GIVEN EXERCISE: Search the data below for "Switch"; list each line that holds it.

DATASET ROWS:
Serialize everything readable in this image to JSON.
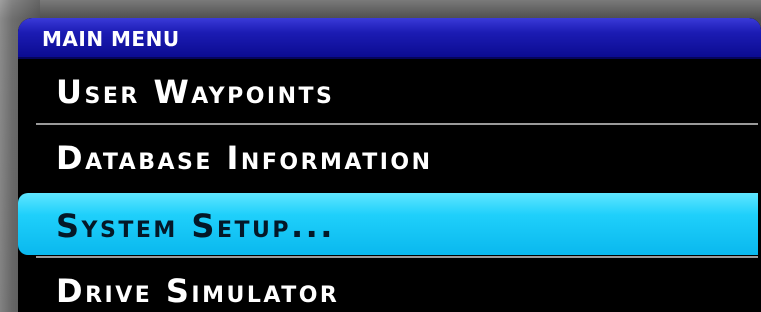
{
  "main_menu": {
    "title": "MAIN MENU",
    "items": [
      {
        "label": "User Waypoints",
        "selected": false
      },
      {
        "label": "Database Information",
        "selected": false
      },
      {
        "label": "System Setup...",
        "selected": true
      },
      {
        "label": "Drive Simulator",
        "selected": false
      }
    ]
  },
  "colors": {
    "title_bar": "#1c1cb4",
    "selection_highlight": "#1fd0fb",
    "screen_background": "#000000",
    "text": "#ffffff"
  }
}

---

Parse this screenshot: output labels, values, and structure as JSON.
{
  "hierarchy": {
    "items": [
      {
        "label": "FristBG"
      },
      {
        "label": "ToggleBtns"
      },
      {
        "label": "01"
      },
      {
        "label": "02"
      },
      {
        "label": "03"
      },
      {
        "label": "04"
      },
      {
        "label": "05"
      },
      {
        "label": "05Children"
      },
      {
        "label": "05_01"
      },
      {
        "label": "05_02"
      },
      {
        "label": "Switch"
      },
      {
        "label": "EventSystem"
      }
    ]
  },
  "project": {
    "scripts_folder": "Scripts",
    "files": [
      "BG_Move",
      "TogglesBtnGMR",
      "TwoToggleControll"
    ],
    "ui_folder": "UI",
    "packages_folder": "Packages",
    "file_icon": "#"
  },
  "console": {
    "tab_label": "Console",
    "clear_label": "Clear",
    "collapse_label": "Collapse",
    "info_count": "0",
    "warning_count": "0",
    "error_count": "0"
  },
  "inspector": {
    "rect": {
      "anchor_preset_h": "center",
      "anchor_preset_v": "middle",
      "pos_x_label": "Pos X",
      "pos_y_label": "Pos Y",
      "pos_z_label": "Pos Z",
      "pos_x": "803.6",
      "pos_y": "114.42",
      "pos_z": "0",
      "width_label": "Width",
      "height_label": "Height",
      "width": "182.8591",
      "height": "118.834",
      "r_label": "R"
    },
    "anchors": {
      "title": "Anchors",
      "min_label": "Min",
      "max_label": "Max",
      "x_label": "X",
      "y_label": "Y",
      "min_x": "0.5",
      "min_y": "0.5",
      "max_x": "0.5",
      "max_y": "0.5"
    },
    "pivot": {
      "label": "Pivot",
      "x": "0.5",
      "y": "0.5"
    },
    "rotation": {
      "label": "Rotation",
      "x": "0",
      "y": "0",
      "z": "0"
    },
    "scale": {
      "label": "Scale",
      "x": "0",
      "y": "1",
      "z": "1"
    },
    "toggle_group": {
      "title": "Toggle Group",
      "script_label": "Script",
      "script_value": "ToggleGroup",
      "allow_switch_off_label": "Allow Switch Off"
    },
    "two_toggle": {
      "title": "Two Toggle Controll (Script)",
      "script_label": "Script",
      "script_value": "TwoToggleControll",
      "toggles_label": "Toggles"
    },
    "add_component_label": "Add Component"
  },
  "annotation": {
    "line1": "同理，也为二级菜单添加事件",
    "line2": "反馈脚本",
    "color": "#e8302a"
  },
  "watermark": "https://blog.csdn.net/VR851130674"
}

* * *

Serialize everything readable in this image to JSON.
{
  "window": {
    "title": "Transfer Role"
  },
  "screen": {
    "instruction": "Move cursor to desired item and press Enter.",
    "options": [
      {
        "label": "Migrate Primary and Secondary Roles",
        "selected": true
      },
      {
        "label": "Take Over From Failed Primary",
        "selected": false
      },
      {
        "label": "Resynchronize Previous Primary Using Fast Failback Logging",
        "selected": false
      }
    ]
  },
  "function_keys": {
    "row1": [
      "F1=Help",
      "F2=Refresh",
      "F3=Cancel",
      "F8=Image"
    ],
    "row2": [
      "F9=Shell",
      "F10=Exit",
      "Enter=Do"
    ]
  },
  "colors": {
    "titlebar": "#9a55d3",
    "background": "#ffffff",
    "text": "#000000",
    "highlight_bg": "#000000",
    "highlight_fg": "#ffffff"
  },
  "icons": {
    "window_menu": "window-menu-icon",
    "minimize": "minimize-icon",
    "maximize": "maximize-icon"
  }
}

WRITTEN RESPONSE:
        "label": "Switch"
      "allow_switch_off_label": "Allow Switch Off"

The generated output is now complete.